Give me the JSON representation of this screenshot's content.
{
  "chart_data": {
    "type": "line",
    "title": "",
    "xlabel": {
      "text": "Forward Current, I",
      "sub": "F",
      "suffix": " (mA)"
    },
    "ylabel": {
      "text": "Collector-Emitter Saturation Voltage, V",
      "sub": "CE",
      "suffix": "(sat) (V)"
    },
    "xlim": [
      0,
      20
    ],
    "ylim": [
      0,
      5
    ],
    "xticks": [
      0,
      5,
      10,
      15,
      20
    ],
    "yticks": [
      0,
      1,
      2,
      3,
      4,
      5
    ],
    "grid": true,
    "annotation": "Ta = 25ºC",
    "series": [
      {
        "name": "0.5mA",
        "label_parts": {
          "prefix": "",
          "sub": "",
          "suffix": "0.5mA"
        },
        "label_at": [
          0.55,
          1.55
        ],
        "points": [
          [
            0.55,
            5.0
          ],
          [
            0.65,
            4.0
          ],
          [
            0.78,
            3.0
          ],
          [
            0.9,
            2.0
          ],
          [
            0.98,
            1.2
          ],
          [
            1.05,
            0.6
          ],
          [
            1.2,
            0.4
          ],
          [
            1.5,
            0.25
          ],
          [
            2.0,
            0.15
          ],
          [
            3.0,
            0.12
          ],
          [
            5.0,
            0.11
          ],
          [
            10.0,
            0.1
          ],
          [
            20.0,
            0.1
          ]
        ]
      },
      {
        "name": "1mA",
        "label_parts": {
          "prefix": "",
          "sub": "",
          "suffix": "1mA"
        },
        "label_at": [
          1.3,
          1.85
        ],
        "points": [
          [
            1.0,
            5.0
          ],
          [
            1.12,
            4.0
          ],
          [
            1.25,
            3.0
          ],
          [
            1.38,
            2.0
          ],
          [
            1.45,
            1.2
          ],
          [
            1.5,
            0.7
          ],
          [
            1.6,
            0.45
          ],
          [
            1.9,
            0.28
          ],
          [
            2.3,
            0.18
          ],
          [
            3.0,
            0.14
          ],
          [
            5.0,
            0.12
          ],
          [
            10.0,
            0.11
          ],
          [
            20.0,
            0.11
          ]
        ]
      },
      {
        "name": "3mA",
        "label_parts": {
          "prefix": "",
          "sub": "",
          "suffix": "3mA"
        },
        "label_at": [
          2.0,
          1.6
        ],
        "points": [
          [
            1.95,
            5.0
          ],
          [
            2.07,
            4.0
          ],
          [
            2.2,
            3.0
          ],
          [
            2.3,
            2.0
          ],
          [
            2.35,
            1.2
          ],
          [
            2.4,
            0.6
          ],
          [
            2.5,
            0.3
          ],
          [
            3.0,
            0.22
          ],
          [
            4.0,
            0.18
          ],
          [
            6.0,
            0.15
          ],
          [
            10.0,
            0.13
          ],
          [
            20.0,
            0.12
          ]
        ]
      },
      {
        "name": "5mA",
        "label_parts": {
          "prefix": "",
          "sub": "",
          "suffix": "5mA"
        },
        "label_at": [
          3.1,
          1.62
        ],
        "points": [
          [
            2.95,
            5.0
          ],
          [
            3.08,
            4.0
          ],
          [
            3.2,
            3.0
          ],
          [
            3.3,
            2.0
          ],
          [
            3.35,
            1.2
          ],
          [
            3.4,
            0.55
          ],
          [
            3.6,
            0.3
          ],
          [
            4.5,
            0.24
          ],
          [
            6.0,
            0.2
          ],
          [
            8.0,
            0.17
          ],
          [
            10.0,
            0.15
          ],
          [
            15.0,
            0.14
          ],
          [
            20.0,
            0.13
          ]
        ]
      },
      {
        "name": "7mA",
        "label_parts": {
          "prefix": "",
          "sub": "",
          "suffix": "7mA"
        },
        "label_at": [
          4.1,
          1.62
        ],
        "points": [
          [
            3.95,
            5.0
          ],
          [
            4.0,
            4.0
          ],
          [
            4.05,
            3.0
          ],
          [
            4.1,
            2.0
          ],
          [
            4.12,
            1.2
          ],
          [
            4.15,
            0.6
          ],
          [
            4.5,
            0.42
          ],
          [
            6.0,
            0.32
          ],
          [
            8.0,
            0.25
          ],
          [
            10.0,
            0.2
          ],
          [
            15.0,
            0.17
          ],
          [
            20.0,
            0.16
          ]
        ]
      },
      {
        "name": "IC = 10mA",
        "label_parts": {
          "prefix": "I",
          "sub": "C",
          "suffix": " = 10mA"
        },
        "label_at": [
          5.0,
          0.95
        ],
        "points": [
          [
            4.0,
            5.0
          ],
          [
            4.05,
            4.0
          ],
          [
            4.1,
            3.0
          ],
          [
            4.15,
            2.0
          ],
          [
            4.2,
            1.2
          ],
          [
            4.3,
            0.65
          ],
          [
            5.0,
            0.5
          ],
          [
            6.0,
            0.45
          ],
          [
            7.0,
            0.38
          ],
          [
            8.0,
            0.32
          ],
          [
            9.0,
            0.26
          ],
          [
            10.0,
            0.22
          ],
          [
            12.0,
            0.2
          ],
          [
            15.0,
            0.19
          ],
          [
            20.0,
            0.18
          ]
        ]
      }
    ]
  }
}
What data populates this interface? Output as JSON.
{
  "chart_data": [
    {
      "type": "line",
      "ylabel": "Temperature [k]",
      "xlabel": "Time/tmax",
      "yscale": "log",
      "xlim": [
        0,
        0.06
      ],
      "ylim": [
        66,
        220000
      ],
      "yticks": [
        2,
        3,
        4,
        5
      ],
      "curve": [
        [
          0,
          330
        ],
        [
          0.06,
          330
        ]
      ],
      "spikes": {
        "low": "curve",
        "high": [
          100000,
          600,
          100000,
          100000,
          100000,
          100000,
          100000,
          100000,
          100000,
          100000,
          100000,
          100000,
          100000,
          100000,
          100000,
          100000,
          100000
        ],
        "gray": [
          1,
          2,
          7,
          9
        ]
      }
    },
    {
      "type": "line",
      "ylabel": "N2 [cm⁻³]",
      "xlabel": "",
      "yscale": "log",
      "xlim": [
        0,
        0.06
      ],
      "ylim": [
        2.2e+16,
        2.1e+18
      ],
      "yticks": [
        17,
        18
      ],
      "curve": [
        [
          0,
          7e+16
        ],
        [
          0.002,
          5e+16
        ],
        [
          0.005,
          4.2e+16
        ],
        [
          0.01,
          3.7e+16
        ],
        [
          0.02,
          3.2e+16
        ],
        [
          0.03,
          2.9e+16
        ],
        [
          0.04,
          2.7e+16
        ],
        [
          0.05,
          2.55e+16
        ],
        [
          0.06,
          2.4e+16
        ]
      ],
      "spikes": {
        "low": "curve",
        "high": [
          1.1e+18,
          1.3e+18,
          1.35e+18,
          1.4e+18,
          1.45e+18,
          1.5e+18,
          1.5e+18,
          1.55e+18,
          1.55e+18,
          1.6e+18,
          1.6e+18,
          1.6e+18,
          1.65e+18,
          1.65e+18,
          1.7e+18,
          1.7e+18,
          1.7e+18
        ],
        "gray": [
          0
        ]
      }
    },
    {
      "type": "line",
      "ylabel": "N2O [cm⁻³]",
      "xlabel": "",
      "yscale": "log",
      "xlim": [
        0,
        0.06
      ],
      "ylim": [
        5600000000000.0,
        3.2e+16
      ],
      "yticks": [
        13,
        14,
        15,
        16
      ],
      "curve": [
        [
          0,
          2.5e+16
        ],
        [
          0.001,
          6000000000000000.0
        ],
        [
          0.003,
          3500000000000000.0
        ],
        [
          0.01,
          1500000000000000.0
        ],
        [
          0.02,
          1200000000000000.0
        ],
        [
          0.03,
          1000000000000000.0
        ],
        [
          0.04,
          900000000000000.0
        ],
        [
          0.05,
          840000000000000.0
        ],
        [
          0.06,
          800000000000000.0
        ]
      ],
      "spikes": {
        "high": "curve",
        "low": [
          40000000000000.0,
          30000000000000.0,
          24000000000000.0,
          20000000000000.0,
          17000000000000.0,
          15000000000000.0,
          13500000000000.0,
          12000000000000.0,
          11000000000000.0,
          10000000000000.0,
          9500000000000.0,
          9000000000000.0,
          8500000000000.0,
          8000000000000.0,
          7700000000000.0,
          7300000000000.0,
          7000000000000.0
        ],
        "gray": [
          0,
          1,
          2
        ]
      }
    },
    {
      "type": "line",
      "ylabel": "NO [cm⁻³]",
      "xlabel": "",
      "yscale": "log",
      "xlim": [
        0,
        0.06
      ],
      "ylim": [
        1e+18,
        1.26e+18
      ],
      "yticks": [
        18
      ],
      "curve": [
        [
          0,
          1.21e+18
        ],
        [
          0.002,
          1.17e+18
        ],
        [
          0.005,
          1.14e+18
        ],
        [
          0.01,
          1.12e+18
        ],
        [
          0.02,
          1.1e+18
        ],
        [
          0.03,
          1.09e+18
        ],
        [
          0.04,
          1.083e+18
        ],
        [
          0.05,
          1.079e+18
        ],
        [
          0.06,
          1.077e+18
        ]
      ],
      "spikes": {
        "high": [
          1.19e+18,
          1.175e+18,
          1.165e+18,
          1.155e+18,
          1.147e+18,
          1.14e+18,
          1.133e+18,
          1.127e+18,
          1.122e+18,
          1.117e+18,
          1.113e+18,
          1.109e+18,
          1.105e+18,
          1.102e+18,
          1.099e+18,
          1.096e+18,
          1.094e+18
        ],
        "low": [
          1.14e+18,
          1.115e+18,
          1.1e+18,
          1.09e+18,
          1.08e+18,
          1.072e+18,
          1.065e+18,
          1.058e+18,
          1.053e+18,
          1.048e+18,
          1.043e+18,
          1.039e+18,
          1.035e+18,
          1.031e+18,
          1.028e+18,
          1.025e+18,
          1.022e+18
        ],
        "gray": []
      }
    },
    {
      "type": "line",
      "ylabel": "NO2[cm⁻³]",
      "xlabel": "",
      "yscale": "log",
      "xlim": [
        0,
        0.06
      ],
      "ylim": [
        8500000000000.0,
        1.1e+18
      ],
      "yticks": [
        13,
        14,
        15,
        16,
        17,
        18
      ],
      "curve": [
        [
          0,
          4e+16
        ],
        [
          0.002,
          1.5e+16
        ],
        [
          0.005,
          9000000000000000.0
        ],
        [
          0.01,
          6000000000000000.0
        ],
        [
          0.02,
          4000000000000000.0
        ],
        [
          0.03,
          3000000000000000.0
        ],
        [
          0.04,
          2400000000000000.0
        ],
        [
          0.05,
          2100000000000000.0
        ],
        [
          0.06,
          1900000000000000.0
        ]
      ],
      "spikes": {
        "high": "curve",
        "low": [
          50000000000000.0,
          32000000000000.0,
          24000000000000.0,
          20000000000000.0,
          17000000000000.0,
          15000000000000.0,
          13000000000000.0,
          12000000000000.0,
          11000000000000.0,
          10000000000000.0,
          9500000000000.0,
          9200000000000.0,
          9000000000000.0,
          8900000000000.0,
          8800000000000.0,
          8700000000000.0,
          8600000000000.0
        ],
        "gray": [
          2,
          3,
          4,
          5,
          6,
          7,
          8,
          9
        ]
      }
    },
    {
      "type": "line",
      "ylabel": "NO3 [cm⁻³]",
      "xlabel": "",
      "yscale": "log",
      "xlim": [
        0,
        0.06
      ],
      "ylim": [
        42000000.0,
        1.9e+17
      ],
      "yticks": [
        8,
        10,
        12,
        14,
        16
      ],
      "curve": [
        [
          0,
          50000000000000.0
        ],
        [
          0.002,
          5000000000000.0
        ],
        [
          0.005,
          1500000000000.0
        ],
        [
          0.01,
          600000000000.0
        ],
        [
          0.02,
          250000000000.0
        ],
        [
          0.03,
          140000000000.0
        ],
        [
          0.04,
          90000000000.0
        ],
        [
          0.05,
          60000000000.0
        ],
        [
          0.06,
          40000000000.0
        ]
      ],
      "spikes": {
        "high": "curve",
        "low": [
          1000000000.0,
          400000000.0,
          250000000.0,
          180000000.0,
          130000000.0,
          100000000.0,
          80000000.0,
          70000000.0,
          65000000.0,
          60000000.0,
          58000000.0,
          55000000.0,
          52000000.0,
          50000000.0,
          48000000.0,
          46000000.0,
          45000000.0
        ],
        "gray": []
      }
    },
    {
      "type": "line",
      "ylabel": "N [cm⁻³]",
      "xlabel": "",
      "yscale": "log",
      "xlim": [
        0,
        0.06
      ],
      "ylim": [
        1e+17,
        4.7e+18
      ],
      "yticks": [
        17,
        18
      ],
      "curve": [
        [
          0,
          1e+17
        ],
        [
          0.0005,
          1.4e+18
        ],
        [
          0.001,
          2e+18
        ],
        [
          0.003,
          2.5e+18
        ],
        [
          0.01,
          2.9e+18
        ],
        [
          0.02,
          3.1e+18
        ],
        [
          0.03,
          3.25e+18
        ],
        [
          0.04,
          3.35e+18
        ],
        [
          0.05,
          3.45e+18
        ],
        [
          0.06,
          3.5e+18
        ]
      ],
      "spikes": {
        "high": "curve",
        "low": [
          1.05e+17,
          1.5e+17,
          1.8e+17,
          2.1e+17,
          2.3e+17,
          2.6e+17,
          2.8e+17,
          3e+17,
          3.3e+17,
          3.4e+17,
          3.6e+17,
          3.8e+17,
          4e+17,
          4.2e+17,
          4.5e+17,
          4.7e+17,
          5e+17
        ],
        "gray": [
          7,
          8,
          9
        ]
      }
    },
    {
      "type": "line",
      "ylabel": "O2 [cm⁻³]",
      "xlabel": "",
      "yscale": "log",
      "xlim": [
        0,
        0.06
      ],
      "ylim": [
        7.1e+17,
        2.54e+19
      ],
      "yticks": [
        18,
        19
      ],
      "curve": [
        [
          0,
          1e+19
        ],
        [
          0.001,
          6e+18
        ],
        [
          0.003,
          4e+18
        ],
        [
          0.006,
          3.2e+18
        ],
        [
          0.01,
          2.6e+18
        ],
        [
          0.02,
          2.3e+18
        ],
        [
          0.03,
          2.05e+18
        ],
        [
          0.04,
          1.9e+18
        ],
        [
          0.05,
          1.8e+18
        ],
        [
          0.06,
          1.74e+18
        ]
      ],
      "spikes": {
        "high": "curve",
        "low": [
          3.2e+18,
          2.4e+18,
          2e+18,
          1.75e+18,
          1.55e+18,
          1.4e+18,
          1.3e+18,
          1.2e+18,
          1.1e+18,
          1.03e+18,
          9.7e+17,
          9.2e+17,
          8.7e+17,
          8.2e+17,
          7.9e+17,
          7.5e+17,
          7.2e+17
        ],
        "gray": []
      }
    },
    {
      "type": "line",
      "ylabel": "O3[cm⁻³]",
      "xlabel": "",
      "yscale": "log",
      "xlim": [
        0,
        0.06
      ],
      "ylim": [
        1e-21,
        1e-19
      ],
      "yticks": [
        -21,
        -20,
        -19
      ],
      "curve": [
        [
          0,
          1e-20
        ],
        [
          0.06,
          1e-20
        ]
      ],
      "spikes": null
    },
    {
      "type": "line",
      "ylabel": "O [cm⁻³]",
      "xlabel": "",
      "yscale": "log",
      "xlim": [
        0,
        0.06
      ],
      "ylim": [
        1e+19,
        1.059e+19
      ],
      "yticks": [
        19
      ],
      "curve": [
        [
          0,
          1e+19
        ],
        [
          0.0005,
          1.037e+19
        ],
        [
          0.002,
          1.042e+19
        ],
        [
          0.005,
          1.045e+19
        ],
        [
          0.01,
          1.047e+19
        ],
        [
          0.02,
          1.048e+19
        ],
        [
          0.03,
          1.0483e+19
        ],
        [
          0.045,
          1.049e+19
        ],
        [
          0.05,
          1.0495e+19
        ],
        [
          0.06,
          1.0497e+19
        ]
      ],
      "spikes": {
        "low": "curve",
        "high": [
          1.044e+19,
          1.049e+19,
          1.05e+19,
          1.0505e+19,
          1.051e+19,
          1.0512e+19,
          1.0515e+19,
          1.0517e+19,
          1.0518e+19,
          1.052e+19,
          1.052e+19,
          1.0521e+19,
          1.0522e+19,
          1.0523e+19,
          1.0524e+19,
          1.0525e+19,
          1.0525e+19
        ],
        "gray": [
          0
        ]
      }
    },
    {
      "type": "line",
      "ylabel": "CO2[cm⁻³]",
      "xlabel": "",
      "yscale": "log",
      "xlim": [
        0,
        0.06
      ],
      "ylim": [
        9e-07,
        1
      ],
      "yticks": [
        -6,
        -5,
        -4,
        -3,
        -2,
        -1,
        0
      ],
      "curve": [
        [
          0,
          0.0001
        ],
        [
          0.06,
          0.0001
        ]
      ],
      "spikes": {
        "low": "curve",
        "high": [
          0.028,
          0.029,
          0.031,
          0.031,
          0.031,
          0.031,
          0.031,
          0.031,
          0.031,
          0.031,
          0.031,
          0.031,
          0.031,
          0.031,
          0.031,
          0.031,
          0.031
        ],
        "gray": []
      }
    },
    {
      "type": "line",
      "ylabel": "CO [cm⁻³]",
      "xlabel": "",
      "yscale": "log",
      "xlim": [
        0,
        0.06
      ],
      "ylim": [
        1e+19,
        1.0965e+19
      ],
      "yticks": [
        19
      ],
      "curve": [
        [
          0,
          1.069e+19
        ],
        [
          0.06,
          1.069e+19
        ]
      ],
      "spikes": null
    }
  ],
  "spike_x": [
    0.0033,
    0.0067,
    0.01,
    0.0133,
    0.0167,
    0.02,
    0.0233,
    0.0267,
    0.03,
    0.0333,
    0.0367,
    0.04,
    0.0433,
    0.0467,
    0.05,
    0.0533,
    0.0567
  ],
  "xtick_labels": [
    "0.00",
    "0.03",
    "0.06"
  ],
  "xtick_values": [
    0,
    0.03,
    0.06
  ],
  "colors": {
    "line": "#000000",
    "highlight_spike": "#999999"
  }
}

## [Exercise]
Check each line of the records for the word "text" and extract those that contain it.

## [Task solution]
      "text": "Forward Current, I",
      "text": "Collector-Emitter Saturation Voltage, V",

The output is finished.